== Set problem ==
Summarize the patch message in two sentences.

== Reading text ==
┌──

[Beignet] [PATCH 1/2] support built-in functions "hadd", "rhadd"
Homer Hsing
homer.xing at intel.com
Mon Jul 1 19:25:55 PDT 2013
backend now support GPU opcode "addc".
add built-in functions "hadd", "rhadd".
Signed-off-by: Homer Hsing <homer.xing at intel.com>
---
backend/src/backend/gen/gen_mesa_disasm.c | 1 +
backend/src/backend/gen_context.cpp | 42 ++++++++++++++++++++++++++++++
backend/src/backend/gen_defs.hpp | 1 +
backend/src/backend/gen_encoder.cpp | 7 +++++
backend/src/backend/gen_encoder.hpp | 1 +
backend/src/backend/gen_insn_selection.cpp | 12 +++++++++
backend/src/backend/gen_insn_selection.hxx | 2 ++
backend/src/ir/instruction.cpp | 2 ++
backend/src/ir/instruction.hpp | 4 +++
backend/src/ir/instruction.hxx | 2 ++
backend/src/llvm/llvm_gen_backend.cpp | 16 ++++++++++++
backend/src/llvm/llvm_gen_ocl_function.hxx | 2 ++
backend/src/ocl_stdlib.h | 37 ++++++++++++++++++++++++++
13 files changed, 129 insertions(+)

└──

== Record list ==

┌──

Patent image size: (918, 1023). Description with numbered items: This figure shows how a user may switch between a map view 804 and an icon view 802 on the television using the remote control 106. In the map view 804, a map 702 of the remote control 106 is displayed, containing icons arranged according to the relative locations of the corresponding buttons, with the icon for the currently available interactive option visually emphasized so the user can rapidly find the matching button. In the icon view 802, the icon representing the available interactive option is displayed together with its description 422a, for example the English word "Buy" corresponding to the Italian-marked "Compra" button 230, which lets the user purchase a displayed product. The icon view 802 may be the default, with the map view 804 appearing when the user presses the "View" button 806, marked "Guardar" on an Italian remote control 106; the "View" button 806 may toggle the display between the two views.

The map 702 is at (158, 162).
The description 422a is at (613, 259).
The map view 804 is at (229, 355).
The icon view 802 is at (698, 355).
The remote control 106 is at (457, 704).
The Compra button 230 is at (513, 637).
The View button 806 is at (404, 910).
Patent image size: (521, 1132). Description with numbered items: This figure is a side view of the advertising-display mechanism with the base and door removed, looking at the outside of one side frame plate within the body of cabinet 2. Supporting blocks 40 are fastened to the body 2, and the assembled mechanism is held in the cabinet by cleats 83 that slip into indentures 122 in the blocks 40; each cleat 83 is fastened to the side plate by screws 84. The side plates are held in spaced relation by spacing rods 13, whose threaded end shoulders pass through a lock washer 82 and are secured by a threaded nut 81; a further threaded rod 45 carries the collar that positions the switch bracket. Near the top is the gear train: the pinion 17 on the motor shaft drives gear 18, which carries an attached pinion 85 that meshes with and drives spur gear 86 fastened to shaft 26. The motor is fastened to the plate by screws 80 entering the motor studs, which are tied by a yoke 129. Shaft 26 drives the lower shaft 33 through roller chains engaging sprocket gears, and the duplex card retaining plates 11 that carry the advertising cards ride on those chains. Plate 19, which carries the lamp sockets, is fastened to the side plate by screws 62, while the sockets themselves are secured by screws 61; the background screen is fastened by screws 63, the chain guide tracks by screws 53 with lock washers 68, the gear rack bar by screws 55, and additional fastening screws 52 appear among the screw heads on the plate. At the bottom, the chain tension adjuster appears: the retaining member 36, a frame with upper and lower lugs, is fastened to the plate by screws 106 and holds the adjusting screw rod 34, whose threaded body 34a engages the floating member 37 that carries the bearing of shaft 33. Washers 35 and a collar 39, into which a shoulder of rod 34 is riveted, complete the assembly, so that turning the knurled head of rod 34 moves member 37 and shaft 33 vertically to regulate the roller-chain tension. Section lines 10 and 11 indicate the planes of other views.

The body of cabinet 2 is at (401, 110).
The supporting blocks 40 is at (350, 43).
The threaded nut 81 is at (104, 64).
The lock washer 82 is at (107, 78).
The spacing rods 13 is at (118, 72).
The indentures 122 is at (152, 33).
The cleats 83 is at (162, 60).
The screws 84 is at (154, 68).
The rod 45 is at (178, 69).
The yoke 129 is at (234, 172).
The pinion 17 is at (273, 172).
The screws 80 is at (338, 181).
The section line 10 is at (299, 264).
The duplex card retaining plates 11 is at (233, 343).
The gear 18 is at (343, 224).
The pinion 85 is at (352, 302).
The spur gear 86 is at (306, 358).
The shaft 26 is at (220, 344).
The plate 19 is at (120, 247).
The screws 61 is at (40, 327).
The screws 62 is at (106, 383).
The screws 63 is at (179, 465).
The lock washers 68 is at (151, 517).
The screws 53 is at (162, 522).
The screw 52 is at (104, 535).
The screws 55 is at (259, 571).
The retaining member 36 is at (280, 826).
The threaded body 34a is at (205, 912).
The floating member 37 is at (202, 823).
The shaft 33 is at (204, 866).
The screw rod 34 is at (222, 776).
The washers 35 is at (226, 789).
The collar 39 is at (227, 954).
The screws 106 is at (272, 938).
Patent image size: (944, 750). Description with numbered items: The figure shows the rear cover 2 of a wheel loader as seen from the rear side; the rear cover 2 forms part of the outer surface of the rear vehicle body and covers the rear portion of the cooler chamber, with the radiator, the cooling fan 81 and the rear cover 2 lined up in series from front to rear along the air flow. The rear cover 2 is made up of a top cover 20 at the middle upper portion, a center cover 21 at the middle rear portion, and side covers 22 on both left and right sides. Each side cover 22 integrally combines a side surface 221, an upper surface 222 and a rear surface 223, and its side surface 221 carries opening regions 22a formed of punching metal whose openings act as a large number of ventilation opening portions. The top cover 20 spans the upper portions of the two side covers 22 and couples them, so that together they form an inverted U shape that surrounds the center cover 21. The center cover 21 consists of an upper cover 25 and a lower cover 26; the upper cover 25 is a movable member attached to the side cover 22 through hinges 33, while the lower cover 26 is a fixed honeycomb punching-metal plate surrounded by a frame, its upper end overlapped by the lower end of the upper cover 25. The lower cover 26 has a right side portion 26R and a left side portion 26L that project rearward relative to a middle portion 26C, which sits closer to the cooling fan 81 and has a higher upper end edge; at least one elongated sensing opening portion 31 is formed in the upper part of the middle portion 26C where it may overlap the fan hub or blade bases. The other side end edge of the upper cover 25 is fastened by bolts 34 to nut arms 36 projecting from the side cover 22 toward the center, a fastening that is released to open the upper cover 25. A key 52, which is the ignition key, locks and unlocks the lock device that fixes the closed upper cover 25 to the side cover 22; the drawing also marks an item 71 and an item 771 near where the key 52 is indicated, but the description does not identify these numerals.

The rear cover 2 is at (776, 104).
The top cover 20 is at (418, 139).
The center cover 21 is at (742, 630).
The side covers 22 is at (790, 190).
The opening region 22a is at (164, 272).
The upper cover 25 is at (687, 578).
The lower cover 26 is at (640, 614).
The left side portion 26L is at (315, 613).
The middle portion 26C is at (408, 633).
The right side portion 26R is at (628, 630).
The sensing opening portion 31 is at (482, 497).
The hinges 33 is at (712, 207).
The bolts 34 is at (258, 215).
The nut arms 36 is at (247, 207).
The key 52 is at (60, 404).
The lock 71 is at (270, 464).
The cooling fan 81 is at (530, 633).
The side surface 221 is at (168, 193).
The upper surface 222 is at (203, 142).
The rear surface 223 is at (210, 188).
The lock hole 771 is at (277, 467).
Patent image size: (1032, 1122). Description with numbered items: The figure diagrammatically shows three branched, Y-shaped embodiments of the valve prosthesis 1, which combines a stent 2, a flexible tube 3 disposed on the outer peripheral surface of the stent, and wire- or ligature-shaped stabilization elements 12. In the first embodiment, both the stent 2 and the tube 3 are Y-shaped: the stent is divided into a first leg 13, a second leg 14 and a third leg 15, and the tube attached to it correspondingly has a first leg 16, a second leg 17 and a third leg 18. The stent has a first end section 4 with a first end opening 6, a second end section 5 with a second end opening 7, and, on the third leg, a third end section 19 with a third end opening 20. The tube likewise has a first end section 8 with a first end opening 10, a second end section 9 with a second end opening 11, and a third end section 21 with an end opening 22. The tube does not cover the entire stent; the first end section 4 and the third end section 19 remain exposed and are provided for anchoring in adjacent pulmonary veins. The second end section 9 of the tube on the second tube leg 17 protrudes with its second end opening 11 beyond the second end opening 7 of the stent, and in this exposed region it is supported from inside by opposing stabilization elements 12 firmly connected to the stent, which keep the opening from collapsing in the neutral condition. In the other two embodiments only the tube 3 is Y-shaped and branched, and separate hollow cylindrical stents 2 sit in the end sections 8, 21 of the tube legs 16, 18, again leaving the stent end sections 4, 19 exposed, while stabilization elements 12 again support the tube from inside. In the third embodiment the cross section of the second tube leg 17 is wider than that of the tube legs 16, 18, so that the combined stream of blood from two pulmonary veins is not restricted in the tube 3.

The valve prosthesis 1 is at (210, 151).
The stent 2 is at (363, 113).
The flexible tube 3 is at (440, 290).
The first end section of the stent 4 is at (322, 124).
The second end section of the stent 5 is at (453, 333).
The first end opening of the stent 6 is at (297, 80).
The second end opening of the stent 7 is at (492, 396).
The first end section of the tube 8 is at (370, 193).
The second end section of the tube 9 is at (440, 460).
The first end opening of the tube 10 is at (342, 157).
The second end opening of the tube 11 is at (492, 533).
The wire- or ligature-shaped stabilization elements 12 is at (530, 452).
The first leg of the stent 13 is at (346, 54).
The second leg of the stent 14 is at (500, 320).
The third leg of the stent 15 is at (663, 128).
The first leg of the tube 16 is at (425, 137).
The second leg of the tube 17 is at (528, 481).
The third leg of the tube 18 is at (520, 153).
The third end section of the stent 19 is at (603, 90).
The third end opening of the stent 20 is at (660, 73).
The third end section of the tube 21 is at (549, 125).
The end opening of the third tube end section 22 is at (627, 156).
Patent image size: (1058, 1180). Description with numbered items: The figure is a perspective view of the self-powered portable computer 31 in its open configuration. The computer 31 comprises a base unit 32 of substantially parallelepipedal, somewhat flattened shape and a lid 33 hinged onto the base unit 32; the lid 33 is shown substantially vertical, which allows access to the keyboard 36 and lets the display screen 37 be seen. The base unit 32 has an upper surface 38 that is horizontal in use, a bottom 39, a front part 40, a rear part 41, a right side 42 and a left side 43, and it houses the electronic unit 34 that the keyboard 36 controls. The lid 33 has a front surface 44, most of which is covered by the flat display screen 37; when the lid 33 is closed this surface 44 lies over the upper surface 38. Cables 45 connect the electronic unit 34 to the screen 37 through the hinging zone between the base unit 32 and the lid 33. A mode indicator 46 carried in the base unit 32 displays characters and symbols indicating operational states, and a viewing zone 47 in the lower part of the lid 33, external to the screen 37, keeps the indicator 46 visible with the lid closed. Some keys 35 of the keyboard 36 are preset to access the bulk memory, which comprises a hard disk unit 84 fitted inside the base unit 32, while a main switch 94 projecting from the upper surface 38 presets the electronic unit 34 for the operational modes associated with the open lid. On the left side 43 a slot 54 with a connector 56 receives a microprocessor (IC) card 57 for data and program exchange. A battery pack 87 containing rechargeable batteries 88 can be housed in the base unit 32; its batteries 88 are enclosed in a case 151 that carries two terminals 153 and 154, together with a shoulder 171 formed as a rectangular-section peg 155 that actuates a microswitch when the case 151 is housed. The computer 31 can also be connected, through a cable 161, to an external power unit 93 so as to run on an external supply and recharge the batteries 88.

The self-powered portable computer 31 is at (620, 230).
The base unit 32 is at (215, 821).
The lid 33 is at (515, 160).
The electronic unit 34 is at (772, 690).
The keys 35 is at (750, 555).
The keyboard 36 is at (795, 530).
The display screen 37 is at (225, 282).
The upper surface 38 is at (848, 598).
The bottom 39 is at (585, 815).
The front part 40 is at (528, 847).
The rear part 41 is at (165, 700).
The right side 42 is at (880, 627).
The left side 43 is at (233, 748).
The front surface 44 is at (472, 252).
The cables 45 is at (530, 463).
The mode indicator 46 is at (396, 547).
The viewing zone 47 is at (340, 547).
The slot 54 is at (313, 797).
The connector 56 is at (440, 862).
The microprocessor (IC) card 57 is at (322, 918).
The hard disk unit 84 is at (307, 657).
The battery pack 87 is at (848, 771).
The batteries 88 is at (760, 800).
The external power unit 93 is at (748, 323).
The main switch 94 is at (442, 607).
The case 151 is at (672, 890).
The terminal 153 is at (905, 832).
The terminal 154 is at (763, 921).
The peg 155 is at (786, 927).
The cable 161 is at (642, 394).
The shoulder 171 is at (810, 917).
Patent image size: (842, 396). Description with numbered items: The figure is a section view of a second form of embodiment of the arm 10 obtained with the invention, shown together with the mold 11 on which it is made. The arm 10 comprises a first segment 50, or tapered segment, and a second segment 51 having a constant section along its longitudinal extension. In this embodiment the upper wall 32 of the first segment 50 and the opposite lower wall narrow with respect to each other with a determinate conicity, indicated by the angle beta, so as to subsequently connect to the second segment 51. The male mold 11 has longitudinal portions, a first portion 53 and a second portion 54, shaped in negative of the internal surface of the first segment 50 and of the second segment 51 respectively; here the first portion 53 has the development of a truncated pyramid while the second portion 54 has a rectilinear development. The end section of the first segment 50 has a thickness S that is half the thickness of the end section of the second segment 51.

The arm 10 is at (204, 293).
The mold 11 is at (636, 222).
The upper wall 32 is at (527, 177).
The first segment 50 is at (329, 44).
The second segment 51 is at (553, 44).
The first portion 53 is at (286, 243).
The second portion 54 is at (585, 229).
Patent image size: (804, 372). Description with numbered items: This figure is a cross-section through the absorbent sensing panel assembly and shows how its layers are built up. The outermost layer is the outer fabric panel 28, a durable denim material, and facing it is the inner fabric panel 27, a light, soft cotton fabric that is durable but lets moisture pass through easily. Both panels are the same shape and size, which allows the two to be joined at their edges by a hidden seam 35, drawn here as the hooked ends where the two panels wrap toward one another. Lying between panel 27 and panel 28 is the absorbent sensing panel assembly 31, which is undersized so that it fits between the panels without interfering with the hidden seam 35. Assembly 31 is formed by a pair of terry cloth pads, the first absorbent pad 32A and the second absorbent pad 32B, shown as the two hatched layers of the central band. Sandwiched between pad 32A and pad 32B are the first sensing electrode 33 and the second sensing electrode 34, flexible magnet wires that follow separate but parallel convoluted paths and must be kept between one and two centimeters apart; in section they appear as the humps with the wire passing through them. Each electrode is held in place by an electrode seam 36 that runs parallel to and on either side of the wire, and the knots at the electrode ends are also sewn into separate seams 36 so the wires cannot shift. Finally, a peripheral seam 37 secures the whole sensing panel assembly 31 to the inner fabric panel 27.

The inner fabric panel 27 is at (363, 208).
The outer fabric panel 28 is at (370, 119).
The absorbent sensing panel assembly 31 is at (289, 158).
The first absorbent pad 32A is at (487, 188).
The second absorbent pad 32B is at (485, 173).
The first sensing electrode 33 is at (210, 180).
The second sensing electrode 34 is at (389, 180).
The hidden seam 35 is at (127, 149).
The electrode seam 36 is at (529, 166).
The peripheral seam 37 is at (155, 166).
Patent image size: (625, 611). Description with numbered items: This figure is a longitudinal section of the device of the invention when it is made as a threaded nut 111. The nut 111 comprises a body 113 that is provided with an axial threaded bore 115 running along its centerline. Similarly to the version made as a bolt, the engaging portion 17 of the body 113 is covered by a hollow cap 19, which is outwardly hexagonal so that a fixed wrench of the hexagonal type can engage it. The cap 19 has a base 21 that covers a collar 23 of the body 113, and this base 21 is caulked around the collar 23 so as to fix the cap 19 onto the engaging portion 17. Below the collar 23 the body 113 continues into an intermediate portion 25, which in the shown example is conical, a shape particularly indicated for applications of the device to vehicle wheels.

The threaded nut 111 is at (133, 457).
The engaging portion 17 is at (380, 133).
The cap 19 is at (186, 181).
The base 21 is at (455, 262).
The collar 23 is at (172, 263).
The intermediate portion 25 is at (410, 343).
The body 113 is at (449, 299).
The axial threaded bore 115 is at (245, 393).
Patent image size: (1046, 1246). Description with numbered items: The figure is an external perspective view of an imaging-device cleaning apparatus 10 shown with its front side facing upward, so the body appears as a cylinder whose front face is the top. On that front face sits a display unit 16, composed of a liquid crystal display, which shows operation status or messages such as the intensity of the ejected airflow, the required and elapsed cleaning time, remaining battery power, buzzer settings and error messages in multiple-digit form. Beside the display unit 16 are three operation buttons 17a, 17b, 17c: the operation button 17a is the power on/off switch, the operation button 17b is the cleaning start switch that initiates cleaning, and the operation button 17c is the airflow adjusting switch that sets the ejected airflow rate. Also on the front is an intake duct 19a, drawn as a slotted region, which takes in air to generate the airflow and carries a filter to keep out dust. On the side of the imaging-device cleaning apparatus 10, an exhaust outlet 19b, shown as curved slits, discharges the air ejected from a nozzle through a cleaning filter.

└──

== Reply to the task ==
Homer Hsing's July 1, 2013 Beignet patch, the first of two, adds the built-in functions "hadd" and "rhadd" and gives the backend support for the GPU opcode "addc". It changes 13 files with 129 insertions.